--- Start of DATASET RECORDS ---
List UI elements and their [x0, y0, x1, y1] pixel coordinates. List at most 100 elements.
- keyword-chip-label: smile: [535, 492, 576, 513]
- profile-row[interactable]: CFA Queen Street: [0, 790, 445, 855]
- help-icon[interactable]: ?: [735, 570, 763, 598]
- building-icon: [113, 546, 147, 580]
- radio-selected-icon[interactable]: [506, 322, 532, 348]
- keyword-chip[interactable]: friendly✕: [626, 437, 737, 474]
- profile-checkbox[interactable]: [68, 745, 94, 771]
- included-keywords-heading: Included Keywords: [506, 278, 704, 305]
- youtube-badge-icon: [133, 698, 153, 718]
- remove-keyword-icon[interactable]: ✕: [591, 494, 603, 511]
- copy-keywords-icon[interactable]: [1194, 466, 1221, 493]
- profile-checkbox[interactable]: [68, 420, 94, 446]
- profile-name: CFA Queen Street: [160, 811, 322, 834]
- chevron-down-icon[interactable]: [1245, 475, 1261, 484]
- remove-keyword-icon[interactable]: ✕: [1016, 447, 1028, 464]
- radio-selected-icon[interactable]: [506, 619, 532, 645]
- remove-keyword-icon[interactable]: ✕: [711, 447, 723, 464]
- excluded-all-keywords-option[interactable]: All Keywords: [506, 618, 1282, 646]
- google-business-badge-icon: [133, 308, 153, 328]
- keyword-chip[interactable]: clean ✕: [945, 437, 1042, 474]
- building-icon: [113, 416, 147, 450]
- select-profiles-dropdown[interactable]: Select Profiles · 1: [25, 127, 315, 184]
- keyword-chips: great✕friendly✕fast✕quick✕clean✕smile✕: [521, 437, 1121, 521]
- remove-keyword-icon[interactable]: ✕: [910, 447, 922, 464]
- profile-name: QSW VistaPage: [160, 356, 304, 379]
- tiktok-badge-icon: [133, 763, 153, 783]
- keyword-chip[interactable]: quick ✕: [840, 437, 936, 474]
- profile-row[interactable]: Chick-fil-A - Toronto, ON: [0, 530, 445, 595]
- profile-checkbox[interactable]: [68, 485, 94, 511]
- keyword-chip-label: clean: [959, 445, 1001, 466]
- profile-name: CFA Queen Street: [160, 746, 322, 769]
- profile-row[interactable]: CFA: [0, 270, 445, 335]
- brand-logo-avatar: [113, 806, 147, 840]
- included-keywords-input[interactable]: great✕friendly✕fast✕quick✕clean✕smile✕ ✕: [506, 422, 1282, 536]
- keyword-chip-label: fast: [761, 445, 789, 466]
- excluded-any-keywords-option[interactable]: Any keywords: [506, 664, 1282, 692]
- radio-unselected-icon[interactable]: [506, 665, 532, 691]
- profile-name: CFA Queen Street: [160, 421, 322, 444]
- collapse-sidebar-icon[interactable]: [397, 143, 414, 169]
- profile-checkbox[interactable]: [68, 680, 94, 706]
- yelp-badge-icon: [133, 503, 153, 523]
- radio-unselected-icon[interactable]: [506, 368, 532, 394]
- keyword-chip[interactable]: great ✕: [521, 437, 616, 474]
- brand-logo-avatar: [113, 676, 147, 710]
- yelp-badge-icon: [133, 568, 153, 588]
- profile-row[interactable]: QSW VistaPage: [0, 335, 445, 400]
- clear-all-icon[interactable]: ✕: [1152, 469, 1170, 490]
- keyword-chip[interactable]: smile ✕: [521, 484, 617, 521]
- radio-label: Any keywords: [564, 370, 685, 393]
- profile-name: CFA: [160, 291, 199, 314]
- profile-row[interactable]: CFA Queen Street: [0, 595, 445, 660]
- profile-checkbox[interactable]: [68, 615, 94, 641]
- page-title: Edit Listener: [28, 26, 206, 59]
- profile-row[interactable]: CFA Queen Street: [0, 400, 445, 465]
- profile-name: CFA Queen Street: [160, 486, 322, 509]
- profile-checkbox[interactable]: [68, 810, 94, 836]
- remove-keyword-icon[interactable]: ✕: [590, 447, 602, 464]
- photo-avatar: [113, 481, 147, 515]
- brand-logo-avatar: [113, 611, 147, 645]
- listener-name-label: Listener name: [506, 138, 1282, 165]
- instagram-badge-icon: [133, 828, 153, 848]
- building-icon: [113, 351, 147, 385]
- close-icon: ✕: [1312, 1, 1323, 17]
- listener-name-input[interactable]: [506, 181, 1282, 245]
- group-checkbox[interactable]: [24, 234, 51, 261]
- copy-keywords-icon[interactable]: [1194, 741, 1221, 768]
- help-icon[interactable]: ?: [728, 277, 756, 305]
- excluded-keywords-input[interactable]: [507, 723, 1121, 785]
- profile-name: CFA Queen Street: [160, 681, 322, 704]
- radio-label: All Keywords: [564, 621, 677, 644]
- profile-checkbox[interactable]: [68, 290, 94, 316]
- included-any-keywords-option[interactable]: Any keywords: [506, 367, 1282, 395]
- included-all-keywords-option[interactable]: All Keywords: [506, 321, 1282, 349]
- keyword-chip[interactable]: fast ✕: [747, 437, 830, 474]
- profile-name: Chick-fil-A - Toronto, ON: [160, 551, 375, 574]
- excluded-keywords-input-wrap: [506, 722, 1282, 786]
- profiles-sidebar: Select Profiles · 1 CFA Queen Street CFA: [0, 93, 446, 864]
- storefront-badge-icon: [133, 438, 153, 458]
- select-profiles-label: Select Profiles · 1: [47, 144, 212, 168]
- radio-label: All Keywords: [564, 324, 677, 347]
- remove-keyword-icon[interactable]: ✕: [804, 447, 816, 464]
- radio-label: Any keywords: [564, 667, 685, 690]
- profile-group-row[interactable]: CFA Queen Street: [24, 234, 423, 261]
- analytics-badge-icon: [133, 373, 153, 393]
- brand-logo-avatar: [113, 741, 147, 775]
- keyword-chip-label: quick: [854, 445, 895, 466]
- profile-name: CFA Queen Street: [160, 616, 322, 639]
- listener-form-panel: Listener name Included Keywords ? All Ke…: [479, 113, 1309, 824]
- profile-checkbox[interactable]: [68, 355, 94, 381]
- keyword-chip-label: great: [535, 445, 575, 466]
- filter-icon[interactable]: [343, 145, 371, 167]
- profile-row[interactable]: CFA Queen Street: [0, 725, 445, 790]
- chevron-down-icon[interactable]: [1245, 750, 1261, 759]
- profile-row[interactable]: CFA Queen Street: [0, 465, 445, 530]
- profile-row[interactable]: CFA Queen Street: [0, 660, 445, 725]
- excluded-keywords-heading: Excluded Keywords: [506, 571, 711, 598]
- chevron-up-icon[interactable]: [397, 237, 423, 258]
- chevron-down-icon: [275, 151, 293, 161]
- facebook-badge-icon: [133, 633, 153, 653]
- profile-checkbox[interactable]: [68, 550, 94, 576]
--- End of DATASET RECORDS ---
* [REQUIRED WORK]
Copy the entries above word for word, from the very first line through the line that contains "- keyword-chip[interactable]: friendly✕: [626, 437, 737, 474]", including that line.

* [RESULT]
List UI elements and their [x0, y0, x1, y1] pixel coordinates. List at most 100 elements.
- keyword-chip-label: smile: [535, 492, 576, 513]
- profile-row[interactable]: CFA Queen Street: [0, 790, 445, 855]
- help-icon[interactable]: ?: [735, 570, 763, 598]
- building-icon: [113, 546, 147, 580]
- radio-selected-icon[interactable]: [506, 322, 532, 348]
- keyword-chip[interactable]: friendly✕: [626, 437, 737, 474]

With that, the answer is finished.